## What you should do
Copy every line of the data that contains the string "深入探讨自然资源业务问题".

====== Dataset entries ======

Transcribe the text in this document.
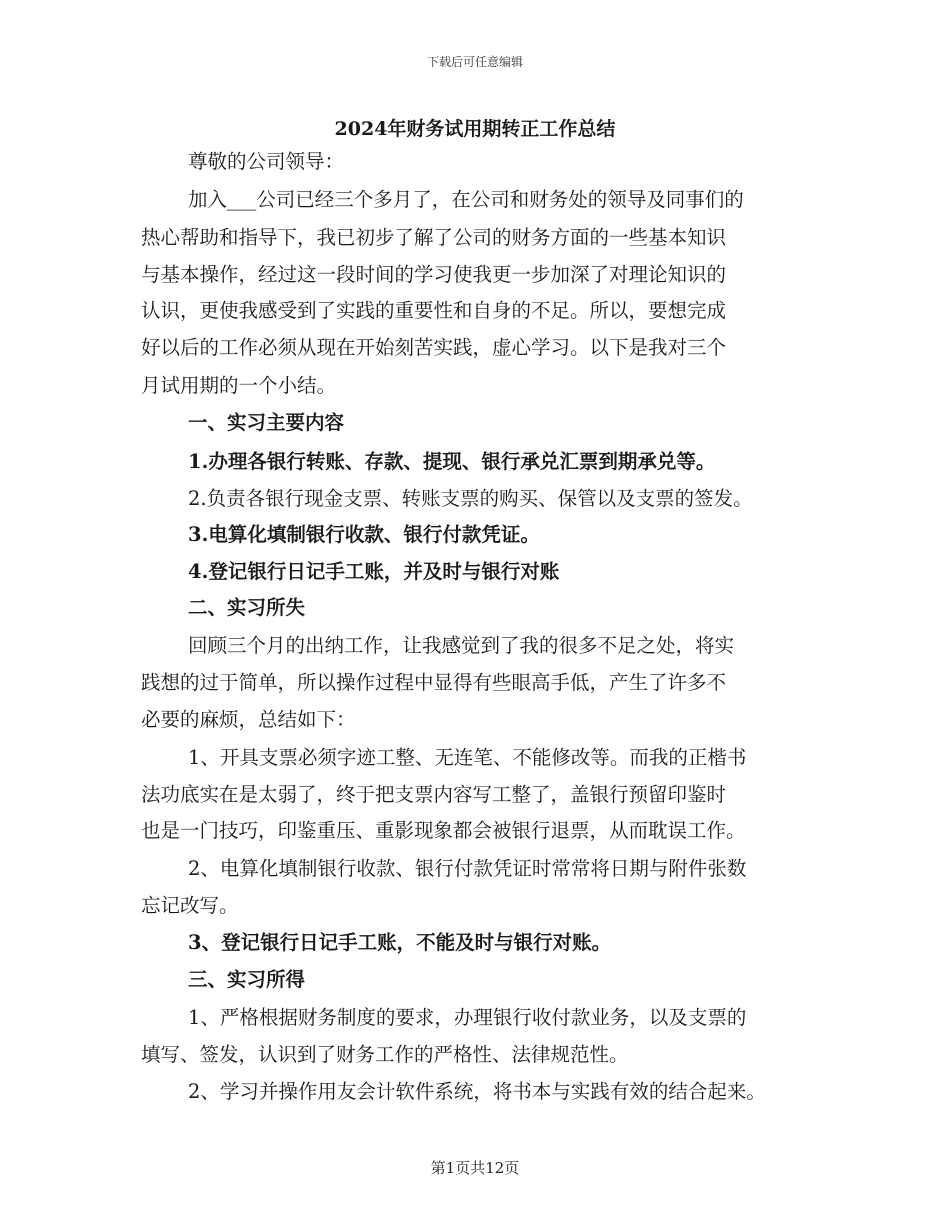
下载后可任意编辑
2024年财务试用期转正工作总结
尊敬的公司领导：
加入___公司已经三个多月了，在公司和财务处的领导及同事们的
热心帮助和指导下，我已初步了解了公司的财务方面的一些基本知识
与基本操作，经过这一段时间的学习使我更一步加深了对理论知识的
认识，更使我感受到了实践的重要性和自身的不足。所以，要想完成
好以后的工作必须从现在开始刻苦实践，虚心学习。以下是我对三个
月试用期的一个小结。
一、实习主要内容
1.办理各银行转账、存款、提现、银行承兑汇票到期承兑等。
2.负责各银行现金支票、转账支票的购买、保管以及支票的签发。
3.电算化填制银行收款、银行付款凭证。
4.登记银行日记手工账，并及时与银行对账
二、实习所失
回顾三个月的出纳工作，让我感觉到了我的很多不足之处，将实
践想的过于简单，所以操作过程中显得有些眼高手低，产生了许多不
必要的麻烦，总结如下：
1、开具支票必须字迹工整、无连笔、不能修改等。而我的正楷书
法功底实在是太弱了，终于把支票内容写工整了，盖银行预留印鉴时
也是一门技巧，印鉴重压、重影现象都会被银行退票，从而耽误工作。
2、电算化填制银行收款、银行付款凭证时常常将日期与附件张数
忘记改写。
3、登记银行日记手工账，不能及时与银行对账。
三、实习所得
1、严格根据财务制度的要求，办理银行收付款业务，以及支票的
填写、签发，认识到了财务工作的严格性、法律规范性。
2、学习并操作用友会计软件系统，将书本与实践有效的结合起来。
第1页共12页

======
====== Dataset entries ======

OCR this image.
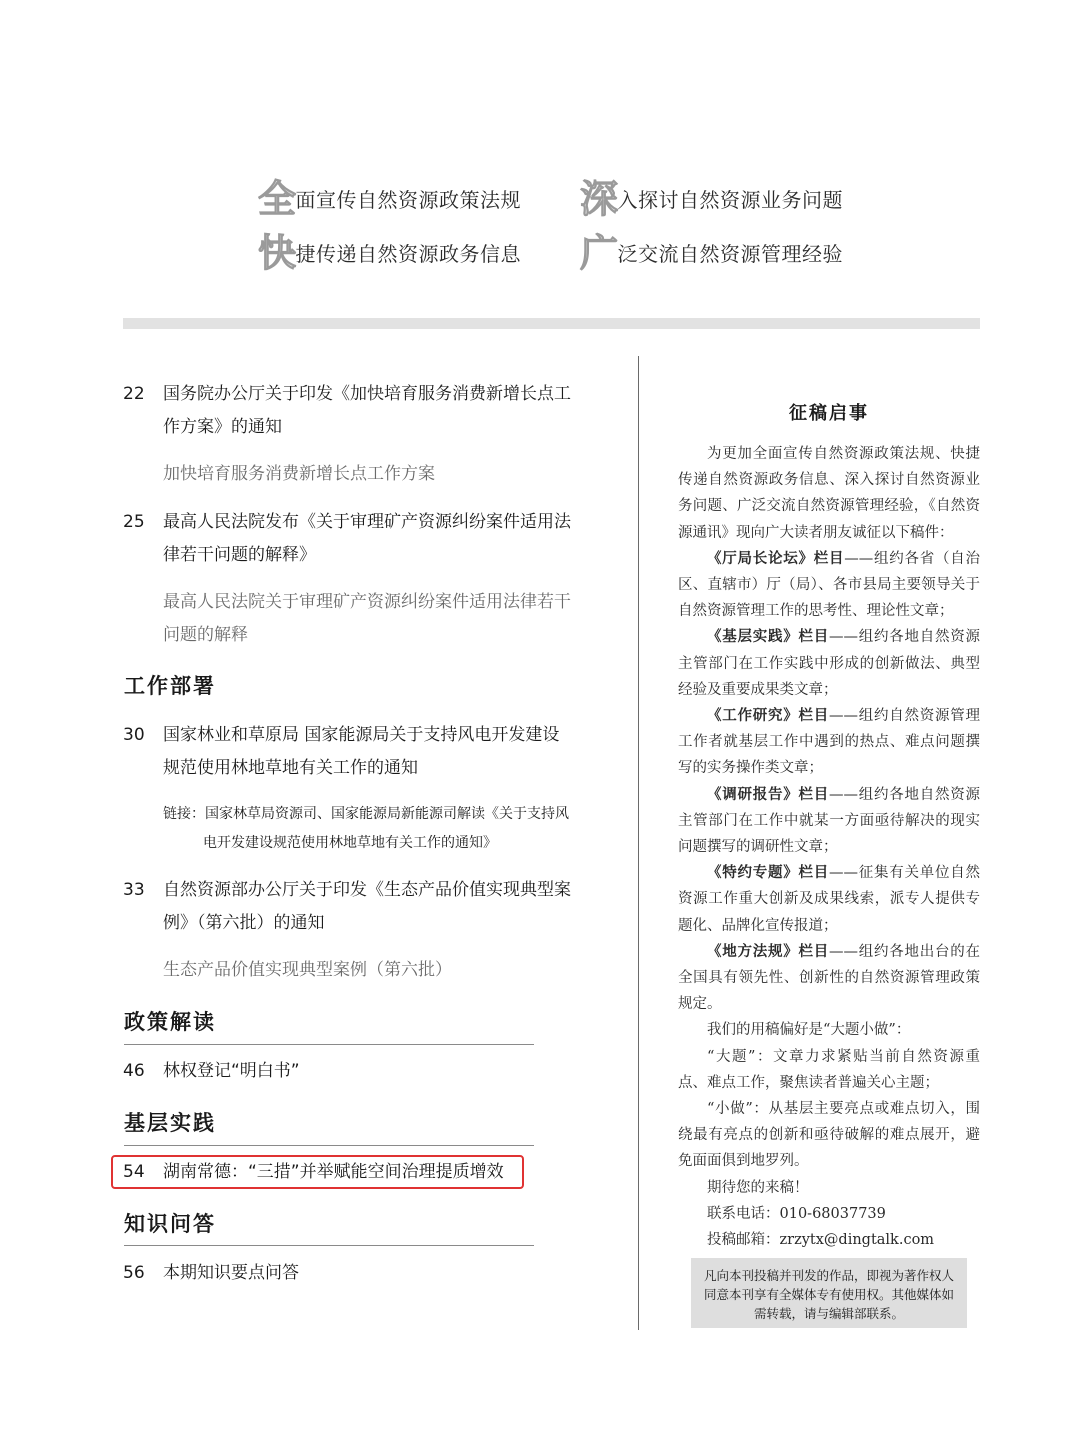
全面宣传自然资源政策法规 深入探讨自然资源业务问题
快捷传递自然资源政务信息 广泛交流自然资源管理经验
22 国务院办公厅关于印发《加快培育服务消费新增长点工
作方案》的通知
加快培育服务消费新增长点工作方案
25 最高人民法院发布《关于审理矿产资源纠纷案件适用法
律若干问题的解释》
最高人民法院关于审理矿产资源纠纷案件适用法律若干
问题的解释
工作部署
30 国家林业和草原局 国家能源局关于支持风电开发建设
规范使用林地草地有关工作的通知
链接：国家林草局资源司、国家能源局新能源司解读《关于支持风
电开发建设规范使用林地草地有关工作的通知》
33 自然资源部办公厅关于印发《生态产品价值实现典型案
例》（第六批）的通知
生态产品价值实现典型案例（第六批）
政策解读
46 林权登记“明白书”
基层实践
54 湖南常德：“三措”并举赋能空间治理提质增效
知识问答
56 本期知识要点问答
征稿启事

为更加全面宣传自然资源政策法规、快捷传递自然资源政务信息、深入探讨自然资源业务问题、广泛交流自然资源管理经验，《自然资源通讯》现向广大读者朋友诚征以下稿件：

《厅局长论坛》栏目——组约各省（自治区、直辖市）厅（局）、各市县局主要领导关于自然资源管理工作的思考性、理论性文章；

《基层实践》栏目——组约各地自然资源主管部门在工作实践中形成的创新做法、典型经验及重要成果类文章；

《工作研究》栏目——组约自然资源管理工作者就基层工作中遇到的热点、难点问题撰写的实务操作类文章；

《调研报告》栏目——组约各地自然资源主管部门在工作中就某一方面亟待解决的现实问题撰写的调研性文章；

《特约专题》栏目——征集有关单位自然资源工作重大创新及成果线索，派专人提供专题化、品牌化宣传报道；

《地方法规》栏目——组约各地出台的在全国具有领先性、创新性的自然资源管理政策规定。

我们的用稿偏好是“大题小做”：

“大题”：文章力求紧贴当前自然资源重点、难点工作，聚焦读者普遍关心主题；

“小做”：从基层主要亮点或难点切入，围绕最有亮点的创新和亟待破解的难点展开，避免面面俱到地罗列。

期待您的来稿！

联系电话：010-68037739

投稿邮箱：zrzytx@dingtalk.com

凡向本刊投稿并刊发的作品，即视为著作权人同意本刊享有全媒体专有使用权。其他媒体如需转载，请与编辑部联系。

======

## Answer to this exercise
全面宣传自然资源政策法规 深入探讨自然资源业务问题
为更加全面宣传自然资源政策法规、快捷传递自然资源政务信息、深入探讨自然资源业务问题、广泛交流自然资源管理经验，《自然资源通讯》现向广大读者朋友诚征以下稿件：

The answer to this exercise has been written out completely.